### [WHAT THE TASK REQUIRES]
Copy out lines with the word "color" from the material that follows.

Saved entries:
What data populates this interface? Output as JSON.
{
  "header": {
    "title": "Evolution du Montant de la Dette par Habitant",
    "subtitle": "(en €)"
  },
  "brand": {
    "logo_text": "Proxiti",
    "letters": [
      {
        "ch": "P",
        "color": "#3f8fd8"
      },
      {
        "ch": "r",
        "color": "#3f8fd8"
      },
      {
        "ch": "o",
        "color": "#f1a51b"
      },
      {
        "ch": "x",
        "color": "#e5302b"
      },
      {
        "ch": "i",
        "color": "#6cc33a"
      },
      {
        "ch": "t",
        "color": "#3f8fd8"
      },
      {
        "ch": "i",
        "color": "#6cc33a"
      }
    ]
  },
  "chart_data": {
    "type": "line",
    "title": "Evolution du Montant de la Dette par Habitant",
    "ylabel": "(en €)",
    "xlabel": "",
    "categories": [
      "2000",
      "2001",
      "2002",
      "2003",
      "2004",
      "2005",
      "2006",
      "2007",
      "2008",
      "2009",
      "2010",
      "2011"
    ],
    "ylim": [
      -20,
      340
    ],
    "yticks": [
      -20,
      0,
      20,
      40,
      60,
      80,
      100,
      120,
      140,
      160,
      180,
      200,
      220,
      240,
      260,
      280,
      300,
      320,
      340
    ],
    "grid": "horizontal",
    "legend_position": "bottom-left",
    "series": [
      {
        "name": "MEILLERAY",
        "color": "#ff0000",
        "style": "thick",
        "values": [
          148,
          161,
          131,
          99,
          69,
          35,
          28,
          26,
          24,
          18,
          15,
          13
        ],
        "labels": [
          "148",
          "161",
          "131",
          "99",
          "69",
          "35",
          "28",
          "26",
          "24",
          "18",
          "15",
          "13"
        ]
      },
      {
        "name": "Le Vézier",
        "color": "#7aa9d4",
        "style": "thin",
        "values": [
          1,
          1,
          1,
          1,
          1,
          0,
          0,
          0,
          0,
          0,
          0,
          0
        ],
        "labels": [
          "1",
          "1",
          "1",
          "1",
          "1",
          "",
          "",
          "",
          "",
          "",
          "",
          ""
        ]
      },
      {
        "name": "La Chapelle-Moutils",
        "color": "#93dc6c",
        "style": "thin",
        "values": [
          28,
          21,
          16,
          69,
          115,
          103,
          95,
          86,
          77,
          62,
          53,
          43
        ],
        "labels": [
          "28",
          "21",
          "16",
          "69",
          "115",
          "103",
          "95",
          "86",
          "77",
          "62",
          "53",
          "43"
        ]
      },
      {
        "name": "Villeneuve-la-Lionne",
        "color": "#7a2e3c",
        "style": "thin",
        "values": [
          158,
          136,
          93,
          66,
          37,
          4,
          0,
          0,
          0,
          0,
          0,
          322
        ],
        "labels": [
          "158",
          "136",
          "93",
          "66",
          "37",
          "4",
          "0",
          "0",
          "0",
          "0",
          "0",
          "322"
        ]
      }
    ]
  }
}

### [PROBLEM SOLUTION]
        "color": "#3f8fd8"
        "color": "#3f8fd8"
        "color": "#f1a51b"
        "color": "#e5302b"
        "color": "#6cc33a"
        "color": "#3f8fd8"
        "color": "#6cc33a"
        "color": "#ff0000",
        "color": "#7aa9d4",
        "color": "#93dc6c",
        "color": "#7a2e3c",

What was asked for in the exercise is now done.